Given passage>
= = = = = = =

This story is informed by BDN’s Citizens Agenda project, in which we asked you, our readers, to share your priorities, concerns and questions for the 2020 election. Read all stories in this project here.
AUGUSTA, Maine — A second survey by the Bangor Daily News found that readers care more about civil rights and roughly as much about the top-tier issues of health care and the economy than they did before the coronavirus pandemic and protests over police killings.
We offered an online survey to readers who ranked 14 issues in order of importance to them as part of a “citizen agenda” model of covering elections that we are adopting in 2020, revolving around seeking input from readers on topics of interest and focusing on them.
In January, we heard back from more than 500 readers over more than a month. This July and August, we heard back from 202 people over 18 days. The results are not scientific or necessarily representative of our readership, but they were weighted to match party affiliation in Maine. Here are the updated results and our plan for them.
Health care and jobs and the economy were again the top issues on readers’ minds, but civil rights made the biggest jump.
Just like in January, health care and jobs and the economy were the top two issues of interest for readers at large, followed closely by corruption or ethics in third place. That’s no surprise, since the coronavirus has shined a light on those two interconnected subject areas.
These two issues are driven up our list by two different groups of Mainers. Health care is the top priority of Democrats and independents, while Republicans worry most about jobs and the economy amid the virus-induced recession.

= = = = = = =

Task objective> Continue the article about the Bangor Daily News reader survey on 2020 election issues, starting after its last sentence.

Material provided>
= = = = = = =

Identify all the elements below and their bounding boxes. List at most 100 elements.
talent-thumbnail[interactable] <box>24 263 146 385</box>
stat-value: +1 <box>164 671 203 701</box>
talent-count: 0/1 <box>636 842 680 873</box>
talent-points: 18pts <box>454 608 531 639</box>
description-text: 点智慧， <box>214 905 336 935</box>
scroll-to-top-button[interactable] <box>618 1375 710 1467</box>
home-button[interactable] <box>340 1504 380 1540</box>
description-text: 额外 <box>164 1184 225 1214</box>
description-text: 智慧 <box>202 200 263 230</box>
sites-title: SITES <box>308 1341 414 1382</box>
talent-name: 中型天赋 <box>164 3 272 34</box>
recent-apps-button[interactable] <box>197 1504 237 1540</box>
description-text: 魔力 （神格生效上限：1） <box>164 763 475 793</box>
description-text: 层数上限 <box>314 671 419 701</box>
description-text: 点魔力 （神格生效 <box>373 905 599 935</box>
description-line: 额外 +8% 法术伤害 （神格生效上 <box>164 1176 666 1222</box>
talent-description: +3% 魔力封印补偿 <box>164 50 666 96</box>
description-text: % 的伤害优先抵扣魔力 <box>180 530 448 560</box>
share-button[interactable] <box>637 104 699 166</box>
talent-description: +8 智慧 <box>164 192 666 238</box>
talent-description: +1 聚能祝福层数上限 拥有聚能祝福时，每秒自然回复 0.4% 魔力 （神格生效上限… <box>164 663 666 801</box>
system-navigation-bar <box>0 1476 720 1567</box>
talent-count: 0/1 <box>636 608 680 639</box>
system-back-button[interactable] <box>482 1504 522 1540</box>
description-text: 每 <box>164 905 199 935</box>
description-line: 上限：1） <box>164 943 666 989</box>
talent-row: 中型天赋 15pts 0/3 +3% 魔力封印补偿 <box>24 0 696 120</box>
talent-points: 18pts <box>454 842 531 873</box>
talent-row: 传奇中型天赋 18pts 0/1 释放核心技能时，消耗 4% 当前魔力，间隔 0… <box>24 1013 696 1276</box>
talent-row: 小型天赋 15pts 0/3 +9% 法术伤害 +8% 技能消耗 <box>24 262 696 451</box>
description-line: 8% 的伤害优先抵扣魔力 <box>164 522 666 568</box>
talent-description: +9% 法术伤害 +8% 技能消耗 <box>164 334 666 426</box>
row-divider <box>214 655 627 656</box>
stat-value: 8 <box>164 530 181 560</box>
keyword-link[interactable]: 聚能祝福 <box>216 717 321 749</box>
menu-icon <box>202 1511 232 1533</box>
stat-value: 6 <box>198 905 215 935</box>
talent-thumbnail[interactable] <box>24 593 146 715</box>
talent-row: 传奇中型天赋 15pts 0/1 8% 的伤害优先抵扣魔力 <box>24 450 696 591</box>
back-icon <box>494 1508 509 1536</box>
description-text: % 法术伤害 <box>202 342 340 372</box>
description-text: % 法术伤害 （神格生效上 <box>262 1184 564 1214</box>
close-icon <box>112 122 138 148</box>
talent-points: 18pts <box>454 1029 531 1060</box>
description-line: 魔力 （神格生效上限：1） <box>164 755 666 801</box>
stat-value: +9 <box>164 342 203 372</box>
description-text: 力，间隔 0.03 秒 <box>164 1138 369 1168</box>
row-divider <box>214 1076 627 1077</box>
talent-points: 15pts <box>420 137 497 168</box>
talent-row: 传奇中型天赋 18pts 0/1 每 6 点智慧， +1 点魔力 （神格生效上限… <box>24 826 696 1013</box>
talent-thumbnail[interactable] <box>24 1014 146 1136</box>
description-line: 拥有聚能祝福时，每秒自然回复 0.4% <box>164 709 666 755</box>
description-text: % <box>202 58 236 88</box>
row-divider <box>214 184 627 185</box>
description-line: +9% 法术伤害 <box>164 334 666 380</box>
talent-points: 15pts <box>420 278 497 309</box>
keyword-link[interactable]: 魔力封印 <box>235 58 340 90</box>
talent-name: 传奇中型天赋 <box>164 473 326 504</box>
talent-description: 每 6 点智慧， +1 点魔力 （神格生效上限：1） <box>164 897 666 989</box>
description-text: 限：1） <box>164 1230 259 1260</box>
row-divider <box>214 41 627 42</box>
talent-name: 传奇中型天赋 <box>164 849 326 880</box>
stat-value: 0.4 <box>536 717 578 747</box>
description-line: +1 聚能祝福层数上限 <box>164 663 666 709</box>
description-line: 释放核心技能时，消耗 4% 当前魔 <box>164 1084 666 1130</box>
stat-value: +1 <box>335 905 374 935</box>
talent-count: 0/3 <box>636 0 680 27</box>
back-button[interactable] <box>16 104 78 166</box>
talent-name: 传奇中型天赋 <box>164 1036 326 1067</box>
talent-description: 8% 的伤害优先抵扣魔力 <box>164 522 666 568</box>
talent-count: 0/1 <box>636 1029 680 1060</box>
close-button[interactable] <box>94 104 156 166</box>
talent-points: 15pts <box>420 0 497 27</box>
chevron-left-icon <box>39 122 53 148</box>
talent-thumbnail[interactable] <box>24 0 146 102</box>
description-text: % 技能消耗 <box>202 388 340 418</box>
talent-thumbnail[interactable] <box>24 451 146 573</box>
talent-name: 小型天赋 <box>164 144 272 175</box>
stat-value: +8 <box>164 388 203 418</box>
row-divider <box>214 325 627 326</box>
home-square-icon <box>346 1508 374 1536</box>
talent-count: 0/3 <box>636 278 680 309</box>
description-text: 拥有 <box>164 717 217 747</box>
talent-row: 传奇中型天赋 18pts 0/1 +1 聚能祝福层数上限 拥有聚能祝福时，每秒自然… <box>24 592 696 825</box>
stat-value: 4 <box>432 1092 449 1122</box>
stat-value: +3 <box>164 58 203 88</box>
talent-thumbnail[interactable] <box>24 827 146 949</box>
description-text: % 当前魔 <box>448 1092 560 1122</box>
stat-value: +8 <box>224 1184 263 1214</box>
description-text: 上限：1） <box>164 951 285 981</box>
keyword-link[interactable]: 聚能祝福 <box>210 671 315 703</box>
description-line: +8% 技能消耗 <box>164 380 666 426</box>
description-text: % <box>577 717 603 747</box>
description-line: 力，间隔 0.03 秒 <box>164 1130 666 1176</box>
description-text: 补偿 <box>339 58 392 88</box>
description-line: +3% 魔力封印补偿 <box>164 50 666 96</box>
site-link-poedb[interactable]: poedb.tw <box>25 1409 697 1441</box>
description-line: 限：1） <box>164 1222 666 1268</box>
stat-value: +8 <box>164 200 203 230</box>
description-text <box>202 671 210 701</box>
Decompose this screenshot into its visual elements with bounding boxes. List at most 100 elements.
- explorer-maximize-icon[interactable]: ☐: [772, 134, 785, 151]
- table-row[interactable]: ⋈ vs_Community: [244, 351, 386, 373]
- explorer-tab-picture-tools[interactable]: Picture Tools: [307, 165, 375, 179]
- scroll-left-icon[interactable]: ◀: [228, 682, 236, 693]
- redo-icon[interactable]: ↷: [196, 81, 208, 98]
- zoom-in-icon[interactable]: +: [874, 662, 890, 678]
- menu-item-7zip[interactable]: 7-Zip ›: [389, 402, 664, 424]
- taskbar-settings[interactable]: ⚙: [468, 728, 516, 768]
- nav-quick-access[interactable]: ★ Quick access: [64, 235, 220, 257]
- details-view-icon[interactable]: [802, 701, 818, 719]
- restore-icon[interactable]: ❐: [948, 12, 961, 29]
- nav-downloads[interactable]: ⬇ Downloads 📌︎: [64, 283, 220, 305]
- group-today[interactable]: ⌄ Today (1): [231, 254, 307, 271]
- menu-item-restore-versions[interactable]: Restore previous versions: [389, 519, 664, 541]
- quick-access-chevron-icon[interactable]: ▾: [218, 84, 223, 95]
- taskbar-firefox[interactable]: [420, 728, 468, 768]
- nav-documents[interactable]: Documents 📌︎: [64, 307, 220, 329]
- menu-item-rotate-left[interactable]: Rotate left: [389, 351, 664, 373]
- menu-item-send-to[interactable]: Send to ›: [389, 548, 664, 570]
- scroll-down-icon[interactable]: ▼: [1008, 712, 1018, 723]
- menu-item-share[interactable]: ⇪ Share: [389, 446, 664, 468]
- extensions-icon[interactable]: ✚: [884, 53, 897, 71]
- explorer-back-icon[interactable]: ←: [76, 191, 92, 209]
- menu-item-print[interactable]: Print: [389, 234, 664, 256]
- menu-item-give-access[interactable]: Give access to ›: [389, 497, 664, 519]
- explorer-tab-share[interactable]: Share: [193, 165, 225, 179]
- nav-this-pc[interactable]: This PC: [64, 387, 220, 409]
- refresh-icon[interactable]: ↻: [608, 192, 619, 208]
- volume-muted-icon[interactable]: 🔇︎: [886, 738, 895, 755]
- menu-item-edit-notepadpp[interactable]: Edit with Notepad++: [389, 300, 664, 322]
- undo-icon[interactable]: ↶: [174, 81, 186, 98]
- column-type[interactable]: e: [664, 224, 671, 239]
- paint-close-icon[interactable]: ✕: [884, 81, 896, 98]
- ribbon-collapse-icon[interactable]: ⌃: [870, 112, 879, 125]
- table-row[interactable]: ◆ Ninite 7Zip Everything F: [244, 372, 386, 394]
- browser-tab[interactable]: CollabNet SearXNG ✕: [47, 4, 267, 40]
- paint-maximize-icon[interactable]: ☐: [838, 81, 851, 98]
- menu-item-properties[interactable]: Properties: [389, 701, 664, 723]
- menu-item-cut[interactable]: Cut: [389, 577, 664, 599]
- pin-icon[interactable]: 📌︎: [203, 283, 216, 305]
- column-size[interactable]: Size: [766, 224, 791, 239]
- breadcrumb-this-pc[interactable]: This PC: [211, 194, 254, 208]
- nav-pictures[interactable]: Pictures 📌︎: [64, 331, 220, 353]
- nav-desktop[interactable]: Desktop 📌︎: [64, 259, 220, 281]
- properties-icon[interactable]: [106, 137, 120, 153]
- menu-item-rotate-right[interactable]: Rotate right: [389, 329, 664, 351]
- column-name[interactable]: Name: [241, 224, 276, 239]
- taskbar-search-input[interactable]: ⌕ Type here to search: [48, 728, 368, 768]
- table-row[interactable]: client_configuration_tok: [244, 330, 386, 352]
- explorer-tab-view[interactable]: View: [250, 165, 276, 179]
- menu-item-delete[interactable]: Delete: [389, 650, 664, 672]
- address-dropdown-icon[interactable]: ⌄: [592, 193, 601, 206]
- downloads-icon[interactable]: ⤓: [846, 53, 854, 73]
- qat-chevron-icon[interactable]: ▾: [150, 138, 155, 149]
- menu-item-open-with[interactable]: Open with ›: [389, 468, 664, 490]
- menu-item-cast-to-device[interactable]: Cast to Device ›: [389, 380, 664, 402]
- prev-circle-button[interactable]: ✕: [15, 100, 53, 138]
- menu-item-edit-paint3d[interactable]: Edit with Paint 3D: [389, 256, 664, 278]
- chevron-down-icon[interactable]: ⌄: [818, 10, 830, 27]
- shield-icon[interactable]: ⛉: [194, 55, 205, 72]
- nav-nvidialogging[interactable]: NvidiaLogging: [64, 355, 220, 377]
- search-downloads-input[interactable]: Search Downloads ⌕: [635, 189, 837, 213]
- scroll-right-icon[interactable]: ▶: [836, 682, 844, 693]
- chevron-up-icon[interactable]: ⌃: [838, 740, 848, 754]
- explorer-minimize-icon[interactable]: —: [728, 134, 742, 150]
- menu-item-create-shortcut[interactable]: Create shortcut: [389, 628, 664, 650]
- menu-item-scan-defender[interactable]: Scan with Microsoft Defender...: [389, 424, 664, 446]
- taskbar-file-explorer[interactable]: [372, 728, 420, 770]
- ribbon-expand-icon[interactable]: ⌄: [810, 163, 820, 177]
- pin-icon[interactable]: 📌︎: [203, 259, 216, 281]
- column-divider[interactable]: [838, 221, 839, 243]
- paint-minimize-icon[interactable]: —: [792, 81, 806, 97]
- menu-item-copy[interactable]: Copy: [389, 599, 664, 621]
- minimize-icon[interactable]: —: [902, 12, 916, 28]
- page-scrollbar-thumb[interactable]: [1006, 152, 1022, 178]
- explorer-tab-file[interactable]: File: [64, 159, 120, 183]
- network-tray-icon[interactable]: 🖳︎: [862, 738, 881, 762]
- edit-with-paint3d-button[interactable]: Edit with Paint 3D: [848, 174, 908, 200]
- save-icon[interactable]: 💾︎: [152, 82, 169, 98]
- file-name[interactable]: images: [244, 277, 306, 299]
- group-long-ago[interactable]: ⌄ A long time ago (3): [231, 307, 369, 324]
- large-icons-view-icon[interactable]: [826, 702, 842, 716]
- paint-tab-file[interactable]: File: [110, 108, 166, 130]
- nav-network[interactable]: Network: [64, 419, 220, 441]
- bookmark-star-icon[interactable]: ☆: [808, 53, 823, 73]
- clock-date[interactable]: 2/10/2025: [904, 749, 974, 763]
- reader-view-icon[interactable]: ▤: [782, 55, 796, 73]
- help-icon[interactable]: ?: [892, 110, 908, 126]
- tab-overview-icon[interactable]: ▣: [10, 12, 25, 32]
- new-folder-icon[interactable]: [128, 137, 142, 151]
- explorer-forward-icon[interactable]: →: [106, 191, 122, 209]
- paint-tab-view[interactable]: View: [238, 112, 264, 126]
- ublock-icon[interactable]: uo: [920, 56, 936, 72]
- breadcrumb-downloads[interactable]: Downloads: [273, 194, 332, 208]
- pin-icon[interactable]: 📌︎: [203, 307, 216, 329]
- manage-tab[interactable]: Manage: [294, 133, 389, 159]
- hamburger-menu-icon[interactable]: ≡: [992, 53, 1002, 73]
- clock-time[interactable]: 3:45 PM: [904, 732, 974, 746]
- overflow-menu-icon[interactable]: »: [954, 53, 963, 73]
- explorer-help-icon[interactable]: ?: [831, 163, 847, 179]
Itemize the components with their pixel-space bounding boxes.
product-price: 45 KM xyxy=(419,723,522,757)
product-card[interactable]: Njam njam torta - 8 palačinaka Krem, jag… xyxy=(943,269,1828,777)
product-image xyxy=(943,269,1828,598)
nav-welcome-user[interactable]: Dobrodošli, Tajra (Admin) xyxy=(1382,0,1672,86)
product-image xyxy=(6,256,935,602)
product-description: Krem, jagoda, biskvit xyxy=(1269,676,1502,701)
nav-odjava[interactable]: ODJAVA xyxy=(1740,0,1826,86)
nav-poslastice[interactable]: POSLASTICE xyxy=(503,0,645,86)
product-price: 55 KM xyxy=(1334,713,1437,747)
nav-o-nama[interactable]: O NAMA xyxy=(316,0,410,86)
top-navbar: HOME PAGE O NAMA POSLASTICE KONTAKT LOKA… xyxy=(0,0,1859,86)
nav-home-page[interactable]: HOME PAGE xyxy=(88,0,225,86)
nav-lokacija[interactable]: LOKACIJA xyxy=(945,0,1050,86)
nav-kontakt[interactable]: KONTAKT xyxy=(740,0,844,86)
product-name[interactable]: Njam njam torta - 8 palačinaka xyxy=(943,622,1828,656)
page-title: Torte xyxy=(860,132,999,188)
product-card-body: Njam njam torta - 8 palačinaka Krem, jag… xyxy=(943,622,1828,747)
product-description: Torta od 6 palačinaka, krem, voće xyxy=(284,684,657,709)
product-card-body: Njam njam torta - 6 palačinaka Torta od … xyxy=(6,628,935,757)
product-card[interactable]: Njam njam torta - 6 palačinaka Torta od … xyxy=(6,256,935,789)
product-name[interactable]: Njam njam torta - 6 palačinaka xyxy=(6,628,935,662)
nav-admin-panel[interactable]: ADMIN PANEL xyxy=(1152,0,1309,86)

= = = = = = =

Written reply>
But racism, equality and LGBTQ rights rose from last place among all Mainers in January to fifth place in the summer in the wake of protests nationwide and in Maine over the killings of Black people across the country at the hands of police. The state has also seen the widest racial disparities in the nation around those who have contracted the virus.
It has moved up the list primarily because of Democrats who now rank it third, one spot behind climate change and the environment. But Republicans who ranked it last in the winter now rank it fourth from last, showing that the issue is more broadly on the radar in the country’s whitest state.
We now plan to use these rankings to plan coverage and prepare debates. You also may be hearing from us.
We are now in the process of planning stories with less than three months to go before the 2020 election. These answers — and questions that readers suggested — will guide our policy coverage as we dig into candidates’ stances. We are also co-hosting the first debate in the U.S. Senate race on Sept. 11 with News Center Maine and the Portland Press Herald. Both BDN readers and these issues will have roles in the debate.
In the next day or so, we will be sending emails to everyone who has participated in the survey so far to ask and solicit more questions. We will keep communicating on this process directly, online and in the paper.